Directions> Where the data below has the string "label", return the whole line.

Stored records>

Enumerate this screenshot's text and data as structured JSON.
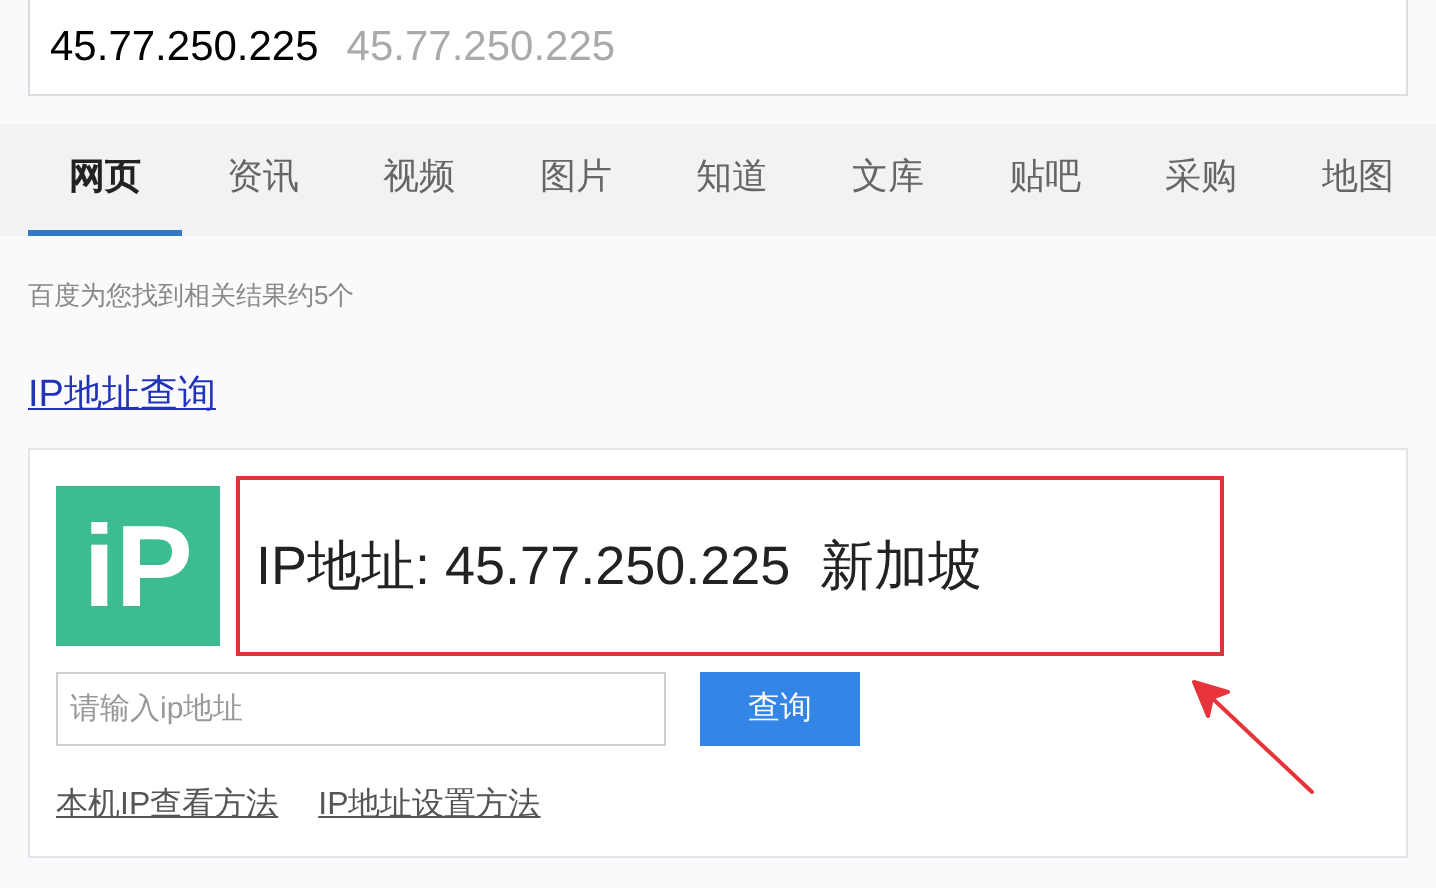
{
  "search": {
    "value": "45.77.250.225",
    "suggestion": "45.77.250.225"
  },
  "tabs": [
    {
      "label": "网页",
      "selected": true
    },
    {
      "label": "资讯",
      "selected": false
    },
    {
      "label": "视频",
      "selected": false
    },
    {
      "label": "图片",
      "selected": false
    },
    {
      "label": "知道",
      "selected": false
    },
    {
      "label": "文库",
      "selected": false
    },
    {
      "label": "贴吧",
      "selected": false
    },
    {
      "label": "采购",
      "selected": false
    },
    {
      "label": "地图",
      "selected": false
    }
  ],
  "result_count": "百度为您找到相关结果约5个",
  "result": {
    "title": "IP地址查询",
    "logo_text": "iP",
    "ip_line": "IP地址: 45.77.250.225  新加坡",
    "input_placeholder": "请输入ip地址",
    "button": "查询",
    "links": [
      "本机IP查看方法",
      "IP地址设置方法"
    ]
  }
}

Output of the task>
      "label": "网页",
      "label": "资讯",
      "label": "视频",
      "label": "图片",
      "label": "知道",
      "label": "文库",
      "label": "贴吧",
      "label": "采购",
      "label": "地图",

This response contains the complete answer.